AIM
Quote the listing below in its entirety.

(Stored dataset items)
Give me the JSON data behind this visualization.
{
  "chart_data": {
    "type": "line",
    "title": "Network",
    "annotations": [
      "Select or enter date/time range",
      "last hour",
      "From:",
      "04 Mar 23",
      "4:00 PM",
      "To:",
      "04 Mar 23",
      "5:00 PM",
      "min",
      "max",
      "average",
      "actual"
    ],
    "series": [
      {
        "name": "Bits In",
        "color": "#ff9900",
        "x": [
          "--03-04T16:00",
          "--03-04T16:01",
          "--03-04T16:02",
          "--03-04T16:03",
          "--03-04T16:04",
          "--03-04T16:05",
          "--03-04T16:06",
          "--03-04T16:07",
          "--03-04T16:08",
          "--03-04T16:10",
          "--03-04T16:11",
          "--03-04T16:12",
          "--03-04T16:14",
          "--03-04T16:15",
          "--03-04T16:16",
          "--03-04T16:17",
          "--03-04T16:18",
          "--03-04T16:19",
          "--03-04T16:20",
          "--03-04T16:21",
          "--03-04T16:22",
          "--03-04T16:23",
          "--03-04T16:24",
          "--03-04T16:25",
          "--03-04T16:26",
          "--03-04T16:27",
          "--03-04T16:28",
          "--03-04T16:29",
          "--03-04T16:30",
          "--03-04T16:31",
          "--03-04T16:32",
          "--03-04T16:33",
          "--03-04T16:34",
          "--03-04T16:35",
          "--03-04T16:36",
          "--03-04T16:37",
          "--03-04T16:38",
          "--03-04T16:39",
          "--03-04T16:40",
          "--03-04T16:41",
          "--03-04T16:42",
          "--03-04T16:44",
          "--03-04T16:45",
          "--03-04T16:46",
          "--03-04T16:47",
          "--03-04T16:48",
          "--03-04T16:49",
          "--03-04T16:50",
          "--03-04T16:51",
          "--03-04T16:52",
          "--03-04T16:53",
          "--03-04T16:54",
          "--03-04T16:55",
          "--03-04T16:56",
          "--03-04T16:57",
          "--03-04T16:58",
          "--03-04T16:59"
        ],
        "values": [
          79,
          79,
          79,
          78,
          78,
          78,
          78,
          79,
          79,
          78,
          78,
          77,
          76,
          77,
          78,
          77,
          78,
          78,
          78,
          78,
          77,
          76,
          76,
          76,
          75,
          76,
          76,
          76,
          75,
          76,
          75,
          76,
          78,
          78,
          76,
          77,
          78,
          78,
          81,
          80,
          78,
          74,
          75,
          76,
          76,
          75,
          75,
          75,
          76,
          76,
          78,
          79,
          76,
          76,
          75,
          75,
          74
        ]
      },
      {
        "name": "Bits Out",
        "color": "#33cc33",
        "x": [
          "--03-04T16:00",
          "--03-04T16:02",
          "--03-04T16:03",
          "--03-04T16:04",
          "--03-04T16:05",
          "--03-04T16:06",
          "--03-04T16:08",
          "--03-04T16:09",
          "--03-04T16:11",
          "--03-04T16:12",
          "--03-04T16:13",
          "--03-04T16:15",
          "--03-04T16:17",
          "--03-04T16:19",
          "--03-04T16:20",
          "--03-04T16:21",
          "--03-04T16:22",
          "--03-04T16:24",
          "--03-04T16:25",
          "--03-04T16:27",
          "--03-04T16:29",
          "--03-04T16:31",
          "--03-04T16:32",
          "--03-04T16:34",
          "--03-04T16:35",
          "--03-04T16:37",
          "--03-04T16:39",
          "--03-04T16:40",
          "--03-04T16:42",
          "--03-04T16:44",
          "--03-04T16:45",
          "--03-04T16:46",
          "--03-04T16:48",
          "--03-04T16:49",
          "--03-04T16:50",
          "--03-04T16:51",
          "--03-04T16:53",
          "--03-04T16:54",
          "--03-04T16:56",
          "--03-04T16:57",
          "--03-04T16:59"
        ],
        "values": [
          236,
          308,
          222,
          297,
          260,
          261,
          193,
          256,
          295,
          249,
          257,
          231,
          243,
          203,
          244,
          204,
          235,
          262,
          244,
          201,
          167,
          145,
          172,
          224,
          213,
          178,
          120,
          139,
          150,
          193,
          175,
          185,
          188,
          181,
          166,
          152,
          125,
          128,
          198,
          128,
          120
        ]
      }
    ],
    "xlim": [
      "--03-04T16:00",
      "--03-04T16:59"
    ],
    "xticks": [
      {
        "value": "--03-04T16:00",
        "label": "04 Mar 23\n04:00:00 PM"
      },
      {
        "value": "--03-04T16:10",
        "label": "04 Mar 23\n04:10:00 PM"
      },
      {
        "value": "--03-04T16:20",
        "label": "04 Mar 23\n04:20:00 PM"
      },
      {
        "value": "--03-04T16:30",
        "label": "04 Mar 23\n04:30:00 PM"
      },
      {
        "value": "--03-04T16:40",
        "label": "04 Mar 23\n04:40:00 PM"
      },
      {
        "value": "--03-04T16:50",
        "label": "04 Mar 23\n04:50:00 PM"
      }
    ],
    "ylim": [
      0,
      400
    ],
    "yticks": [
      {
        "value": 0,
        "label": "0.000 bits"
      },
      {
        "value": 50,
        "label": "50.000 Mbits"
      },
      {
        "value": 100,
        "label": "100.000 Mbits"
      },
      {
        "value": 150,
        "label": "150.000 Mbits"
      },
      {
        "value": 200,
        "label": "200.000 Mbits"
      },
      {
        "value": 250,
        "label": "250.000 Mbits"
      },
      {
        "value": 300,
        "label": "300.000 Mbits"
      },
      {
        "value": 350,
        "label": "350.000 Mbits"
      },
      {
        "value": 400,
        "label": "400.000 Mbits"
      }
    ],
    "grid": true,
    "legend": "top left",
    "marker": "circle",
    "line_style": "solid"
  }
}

SOLUTION FOR THIS EXERCISE
Give me the JSON data behind this visualization.
{
  "chart_data": {
    "type": "line",
    "title": "Network",
    "annotations": [
      "Select or enter date/time range",
      "last hour",
      "From:",
      "04 Mar 23",
      "4:00 PM",
      "To:",
      "04 Mar 23",
      "5:00 PM",
      "min",
      "max",
      "average",
      "actual"
    ],
    "series": [
      {
        "name": "Bits In",
        "color": "#ff9900",
        "x": [
          "--03-04T16:00",
          "--03-04T16:01",
          "--03-04T16:02",
          "--03-04T16:03",
          "--03-04T16:04",
          "--03-04T16:05",
          "--03-04T16:06",
          "--03-04T16:07",
          "--03-04T16:08",
          "--03-04T16:10",
          "--03-04T16:11",
          "--03-04T16:12",
          "--03-04T16:14",
          "--03-04T16:15",
          "--03-04T16:16",
          "--03-04T16:17",
          "--03-04T16:18",
          "--03-04T16:19",
          "--03-04T16:20",
          "--03-04T16:21",
          "--03-04T16:22",
          "--03-04T16:23",
          "--03-04T16:24",
          "--03-04T16:25",
          "--03-04T16:26",
          "--03-04T16:27",
          "--03-04T16:28",
          "--03-04T16:29",
          "--03-04T16:30",
          "--03-04T16:31",
          "--03-04T16:32",
          "--03-04T16:33",
          "--03-04T16:34",
          "--03-04T16:35",
          "--03-04T16:36",
          "--03-04T16:37",
          "--03-04T16:38",
          "--03-04T16:39",
          "--03-04T16:40",
          "--03-04T16:41",
          "--03-04T16:42",
          "--03-04T16:44",
          "--03-04T16:45",
          "--03-04T16:46",
          "--03-04T16:47",
          "--03-04T16:48",
          "--03-04T16:49",
          "--03-04T16:50",
          "--03-04T16:51",
          "--03-04T16:52",
          "--03-04T16:53",
          "--03-04T16:54",
          "--03-04T16:55",
          "--03-04T16:56",
          "--03-04T16:57",
          "--03-04T16:58",
          "--03-04T16:59"
        ],
        "values": [
          79,
          79,
          79,
          78,
          78,
          78,
          78,
          79,
          79,
          78,
          78,
          77,
          76,
          77,
          78,
          77,
          78,
          78,
          78,
          78,
          77,
          76,
          76,
          76,
          75,
          76,
          76,
          76,
          75,
          76,
          75,
          76,
          78,
          78,
          76,
          77,
          78,
          78,
          81,
          80,
          78,
          74,
          75,
          76,
          76,
          75,
          75,
          75,
          76,
          76,
          78,
          79,
          76,
          76,
          75,
          75,
          74
        ]
      },
      {
        "name": "Bits Out",
        "color": "#33cc33",
        "x": [
          "--03-04T16:00",
          "--03-04T16:02",
          "--03-04T16:03",
          "--03-04T16:04",
          "--03-04T16:05",
          "--03-04T16:06",
          "--03-04T16:08",
          "--03-04T16:09",
          "--03-04T16:11",
          "--03-04T16:12",
          "--03-04T16:13",
          "--03-04T16:15",
          "--03-04T16:17",
          "--03-04T16:19",
          "--03-04T16:20",
          "--03-04T16:21",
          "--03-04T16:22",
          "--03-04T16:24",
          "--03-04T16:25",
          "--03-04T16:27",
          "--03-04T16:29",
          "--03-04T16:31",
          "--03-04T16:32",
          "--03-04T16:34",
          "--03-04T16:35",
          "--03-04T16:37",
          "--03-04T16:39",
          "--03-04T16:40",
          "--03-04T16:42",
          "--03-04T16:44",
          "--03-04T16:45",
          "--03-04T16:46",
          "--03-04T16:48",
          "--03-04T16:49",
          "--03-04T16:50",
          "--03-04T16:51",
          "--03-04T16:53",
          "--03-04T16:54",
          "--03-04T16:56",
          "--03-04T16:57",
          "--03-04T16:59"
        ],
        "values": [
          236,
          308,
          222,
          297,
          260,
          261,
          193,
          256,
          295,
          249,
          257,
          231,
          243,
          203,
          244,
          204,
          235,
          262,
          244,
          201,
          167,
          145,
          172,
          224,
          213,
          178,
          120,
          139,
          150,
          193,
          175,
          185,
          188,
          181,
          166,
          152,
          125,
          128,
          198,
          128,
          120
        ]
      }
    ],
    "xlim": [
      "--03-04T16:00",
      "--03-04T16:59"
    ],
    "xticks": [
      {
        "value": "--03-04T16:00",
        "label": "04 Mar 23\n04:00:00 PM"
      },
      {
        "value": "--03-04T16:10",
        "label": "04 Mar 23\n04:10:00 PM"
      },
      {
        "value": "--03-04T16:20",
        "label": "04 Mar 23\n04:20:00 PM"
      },
      {
        "value": "--03-04T16:30",
        "label": "04 Mar 23\n04:30:00 PM"
      },
      {
        "value": "--03-04T16:40",
        "label": "04 Mar 23\n04:40:00 PM"
      },
      {
        "value": "--03-04T16:50",
        "label": "04 Mar 23\n04:50:00 PM"
      }
    ],
    "ylim": [
      0,
      400
    ],
    "yticks": [
      {
        "value": 0,
        "label": "0.000 bits"
      },
      {
        "value": 50,
        "label": "50.000 Mbits"
      },
      {
        "value": 100,
        "label": "100.000 Mbits"
      },
      {
        "value": 150,
        "label": "150.000 Mbits"
      },
      {
        "value": 200,
        "label": "200.000 Mbits"
      },
      {
        "value": 250,
        "label": "250.000 Mbits"
      },
      {
        "value": 300,
        "label": "300.000 Mbits"
      },
      {
        "value": 350,
        "label": "350.000 Mbits"
      },
      {
        "value": 400,
        "label": "400.000 Mbits"
      }
    ],
    "grid": true,
    "legend": "top left",
    "marker": "circle",
    "line_style": "solid"
  }
}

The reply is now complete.